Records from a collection
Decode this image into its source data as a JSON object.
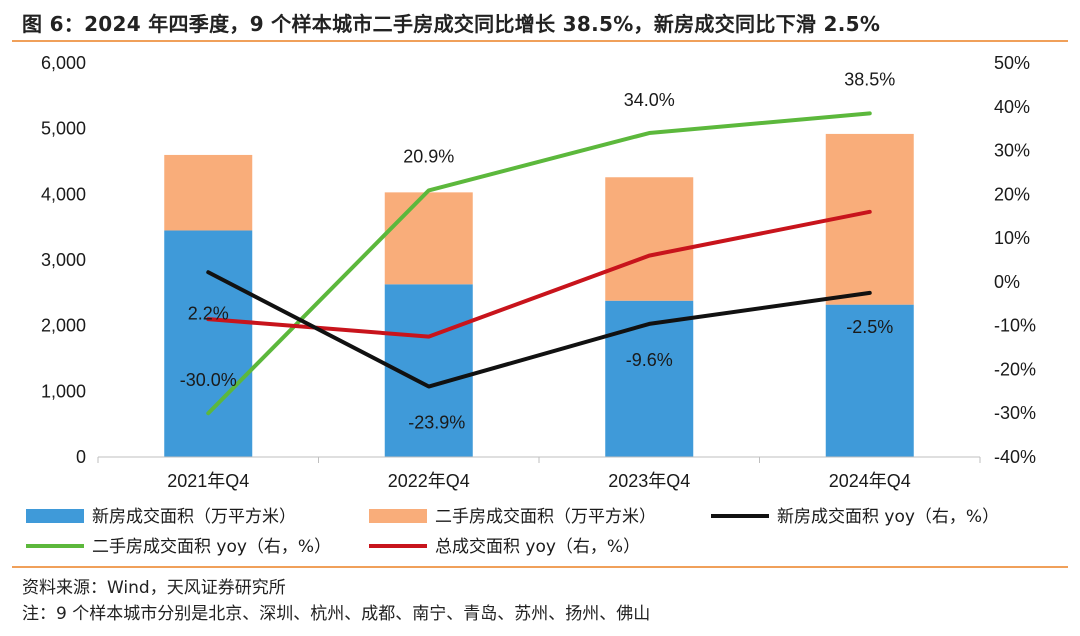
{
  "figure": {
    "title": "图 6：2024 年四季度，9 个样本城市二手房成交同比增长 38.5%，新房成交同比下滑 2.5%",
    "source": "资料来源：Wind，天风证券研究所",
    "note": "注：9 个样本城市分别是北京、深圳、杭州、成都、南宁、青岛、苏州、扬州、佛山"
  },
  "chart_data": {
    "type": "bar",
    "stacked": true,
    "categories": [
      "2021年Q4",
      "2022年Q4",
      "2023年Q4",
      "2024年Q4"
    ],
    "left_axis": {
      "ylim": [
        0,
        6000
      ],
      "ticks": [
        "0",
        "1,000",
        "2,000",
        "3,000",
        "4,000",
        "5,000",
        "6,000"
      ]
    },
    "right_axis": {
      "ylim": [
        -40,
        50
      ],
      "ticks": [
        "-40%",
        "-30%",
        "-20%",
        "-10%",
        "0%",
        "10%",
        "20%",
        "30%",
        "40%",
        "50%"
      ]
    },
    "bar_series": [
      {
        "name": "新房成交面积（万平方米）",
        "color": "#3f9ad9",
        "values": [
          3450,
          2630,
          2380,
          2320
        ]
      },
      {
        "name": "二手房成交面积（万平方米）",
        "color": "#f9ad7a",
        "values": [
          1150,
          1400,
          1880,
          2600
        ]
      }
    ],
    "line_series": [
      {
        "name": "新房成交面积 yoy（右，%）",
        "color": "#111111",
        "values": [
          2.2,
          -23.9,
          -9.6,
          -2.5
        ],
        "labels": [
          "2.2%",
          "-23.9%",
          "-9.6%",
          "-2.5%"
        ]
      },
      {
        "name": "二手房成交面积 yoy（右，%）",
        "color": "#5cb83c",
        "values": [
          -30.0,
          20.9,
          34.0,
          38.5
        ],
        "labels": [
          "-30.0%",
          "20.9%",
          "34.0%",
          "38.5%"
        ]
      },
      {
        "name": "总成交面积 yoy（右，%）",
        "color": "#c8141c",
        "values": [
          -8.5,
          -12.5,
          6.0,
          16.0
        ]
      }
    ],
    "grid": false,
    "legend_position": "bottom"
  }
}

- **REQUIRED WORK**
Repeat the records in full, exactly as they appear, without the pictures.

- **FINISHED ANSWER**
Decode this image into its source data as a JSON object.
{
  "figure": {
    "title": "图 6：2024 年四季度，9 个样本城市二手房成交同比增长 38.5%，新房成交同比下滑 2.5%",
    "source": "资料来源：Wind，天风证券研究所",
    "note": "注：9 个样本城市分别是北京、深圳、杭州、成都、南宁、青岛、苏州、扬州、佛山"
  },
  "chart_data": {
    "type": "bar",
    "stacked": true,
    "categories": [
      "2021年Q4",
      "2022年Q4",
      "2023年Q4",
      "2024年Q4"
    ],
    "left_axis": {
      "ylim": [
        0,
        6000
      ],
      "ticks": [
        "0",
        "1,000",
        "2,000",
        "3,000",
        "4,000",
        "5,000",
        "6,000"
      ]
    },
    "right_axis": {
      "ylim": [
        -40,
        50
      ],
      "ticks": [
        "-40%",
        "-30%",
        "-20%",
        "-10%",
        "0%",
        "10%",
        "20%",
        "30%",
        "40%",
        "50%"
      ]
    },
    "bar_series": [
      {
        "name": "新房成交面积（万平方米）",
        "color": "#3f9ad9",
        "values": [
          3450,
          2630,
          2380,
          2320
        ]
      },
      {
        "name": "二手房成交面积（万平方米）",
        "color": "#f9ad7a",
        "values": [
          1150,
          1400,
          1880,
          2600
        ]
      }
    ],
    "line_series": [
      {
        "name": "新房成交面积 yoy（右，%）",
        "color": "#111111",
        "values": [
          2.2,
          -23.9,
          -9.6,
          -2.5
        ],
        "labels": [
          "2.2%",
          "-23.9%",
          "-9.6%",
          "-2.5%"
        ]
      },
      {
        "name": "二手房成交面积 yoy（右，%）",
        "color": "#5cb83c",
        "values": [
          -30.0,
          20.9,
          34.0,
          38.5
        ],
        "labels": [
          "-30.0%",
          "20.9%",
          "34.0%",
          "38.5%"
        ]
      },
      {
        "name": "总成交面积 yoy（右，%）",
        "color": "#c8141c",
        "values": [
          -8.5,
          -12.5,
          6.0,
          16.0
        ]
      }
    ],
    "grid": false,
    "legend_position": "bottom"
  }
}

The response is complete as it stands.